Problem statement:
Return the listing word for word, as given.
[START Extracted information]
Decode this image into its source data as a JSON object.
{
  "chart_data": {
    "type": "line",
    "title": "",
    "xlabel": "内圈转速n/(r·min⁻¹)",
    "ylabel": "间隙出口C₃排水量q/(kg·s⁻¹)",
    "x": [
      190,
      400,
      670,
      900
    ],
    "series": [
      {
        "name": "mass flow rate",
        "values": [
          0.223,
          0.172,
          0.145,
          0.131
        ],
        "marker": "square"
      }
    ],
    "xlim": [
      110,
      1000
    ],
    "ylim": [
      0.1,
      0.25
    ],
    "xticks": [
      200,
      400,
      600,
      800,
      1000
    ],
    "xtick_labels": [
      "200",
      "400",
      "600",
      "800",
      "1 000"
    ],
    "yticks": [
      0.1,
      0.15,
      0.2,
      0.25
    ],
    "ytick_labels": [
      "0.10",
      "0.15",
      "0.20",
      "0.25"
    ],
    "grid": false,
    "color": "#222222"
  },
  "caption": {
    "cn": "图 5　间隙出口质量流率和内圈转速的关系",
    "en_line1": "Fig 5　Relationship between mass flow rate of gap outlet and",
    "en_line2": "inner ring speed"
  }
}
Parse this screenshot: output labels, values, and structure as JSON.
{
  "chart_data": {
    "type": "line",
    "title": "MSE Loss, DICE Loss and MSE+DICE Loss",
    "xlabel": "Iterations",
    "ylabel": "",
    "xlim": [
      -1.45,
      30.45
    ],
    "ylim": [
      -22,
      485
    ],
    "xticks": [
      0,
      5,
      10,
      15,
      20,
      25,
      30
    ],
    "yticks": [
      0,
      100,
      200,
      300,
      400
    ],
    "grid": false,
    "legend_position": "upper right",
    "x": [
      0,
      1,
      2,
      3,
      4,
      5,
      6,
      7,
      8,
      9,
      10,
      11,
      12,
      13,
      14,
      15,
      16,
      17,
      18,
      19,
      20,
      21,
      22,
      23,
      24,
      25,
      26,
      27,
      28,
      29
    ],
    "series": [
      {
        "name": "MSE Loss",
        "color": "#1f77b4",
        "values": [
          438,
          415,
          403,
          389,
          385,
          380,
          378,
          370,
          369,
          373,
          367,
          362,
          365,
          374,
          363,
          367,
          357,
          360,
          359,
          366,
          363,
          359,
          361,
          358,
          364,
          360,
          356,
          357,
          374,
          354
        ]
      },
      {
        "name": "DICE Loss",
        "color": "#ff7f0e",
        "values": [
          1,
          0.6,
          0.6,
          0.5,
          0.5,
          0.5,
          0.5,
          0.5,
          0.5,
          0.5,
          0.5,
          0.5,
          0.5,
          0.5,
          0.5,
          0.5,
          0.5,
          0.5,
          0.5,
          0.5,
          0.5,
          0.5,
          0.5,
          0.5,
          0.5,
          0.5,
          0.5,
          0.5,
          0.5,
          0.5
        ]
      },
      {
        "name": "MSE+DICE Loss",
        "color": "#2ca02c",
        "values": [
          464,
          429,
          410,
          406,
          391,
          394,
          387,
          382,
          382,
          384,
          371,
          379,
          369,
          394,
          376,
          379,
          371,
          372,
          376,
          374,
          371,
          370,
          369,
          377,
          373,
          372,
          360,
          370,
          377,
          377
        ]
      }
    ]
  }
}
[END Extracted information]
Output of the exercise:
Decode this image into its source data as a JSON object.
{
  "chart_data": {
    "type": "line",
    "title": "",
    "xlabel": "内圈转速n/(r·min⁻¹)",
    "ylabel": "间隙出口C₃排水量q/(kg·s⁻¹)",
    "x": [
      190,
      400,
      670,
      900
    ],
    "series": [
      {
        "name": "mass flow rate",
        "values": [
          0.223,
          0.172,
          0.145,
          0.131
        ],
        "marker": "square"
      }
    ],
    "xlim": [
      110,
      1000
    ],
    "ylim": [
      0.1,
      0.25
    ],
    "xticks": [
      200,
      400,
      600,
      800,
      1000
    ],
    "xtick_labels": [
      "200",
      "400",
      "600",
      "800",
      "1 000"
    ],
    "yticks": [
      0.1,
      0.15,
      0.2,
      0.25
    ],
    "ytick_labels": [
      "0.10",
      "0.15",
      "0.20",
      "0.25"
    ],
    "grid": false,
    "color": "#222222"
  },
  "caption": {
    "cn": "图 5　间隙出口质量流率和内圈转速的关系",
    "en_line1": "Fig 5　Relationship between mass flow rate of gap outlet and",
    "en_line2": "inner ring speed"
  }
}
Parse this screenshot: output labels, values, and structure as JSON.
{
  "chart_data": {
    "type": "line",
    "title": "MSE Loss, DICE Loss and MSE+DICE Loss",
    "xlabel": "Iterations",
    "ylabel": "",
    "xlim": [
      -1.45,
      30.45
    ],
    "ylim": [
      -22,
      485
    ],
    "xticks": [
      0,
      5,
      10,
      15,
      20,
      25,
      30
    ],
    "yticks": [
      0,
      100,
      200,
      300,
      400
    ],
    "grid": false,
    "legend_position": "upper right",
    "x": [
      0,
      1,
      2,
      3,
      4,
      5,
      6,
      7,
      8,
      9,
      10,
      11,
      12,
      13,
      14,
      15,
      16,
      17,
      18,
      19,
      20,
      21,
      22,
      23,
      24,
      25,
      26,
      27,
      28,
      29
    ],
    "series": [
      {
        "name": "MSE Loss",
        "color": "#1f77b4",
        "values": [
          438,
          415,
          403,
          389,
          385,
          380,
          378,
          370,
          369,
          373,
          367,
          362,
          365,
          374,
          363,
          367,
          357,
          360,
          359,
          366,
          363,
          359,
          361,
          358,
          364,
          360,
          356,
          357,
          374,
          354
        ]
      },
      {
        "name": "DICE Loss",
        "color": "#ff7f0e",
        "values": [
          1,
          0.6,
          0.6,
          0.5,
          0.5,
          0.5,
          0.5,
          0.5,
          0.5,
          0.5,
          0.5,
          0.5,
          0.5,
          0.5,
          0.5,
          0.5,
          0.5,
          0.5,
          0.5,
          0.5,
          0.5,
          0.5,
          0.5,
          0.5,
          0.5,
          0.5,
          0.5,
          0.5,
          0.5,
          0.5
        ]
      },
      {
        "name": "MSE+DICE Loss",
        "color": "#2ca02c",
        "values": [
          464,
          429,
          410,
          406,
          391,
          394,
          387,
          382,
          382,
          384,
          371,
          379,
          369,
          394,
          376,
          379,
          371,
          372,
          376,
          374,
          371,
          370,
          369,
          377,
          373,
          372,
          360,
          370,
          377,
          377
        ]
      }
    ]
  }
}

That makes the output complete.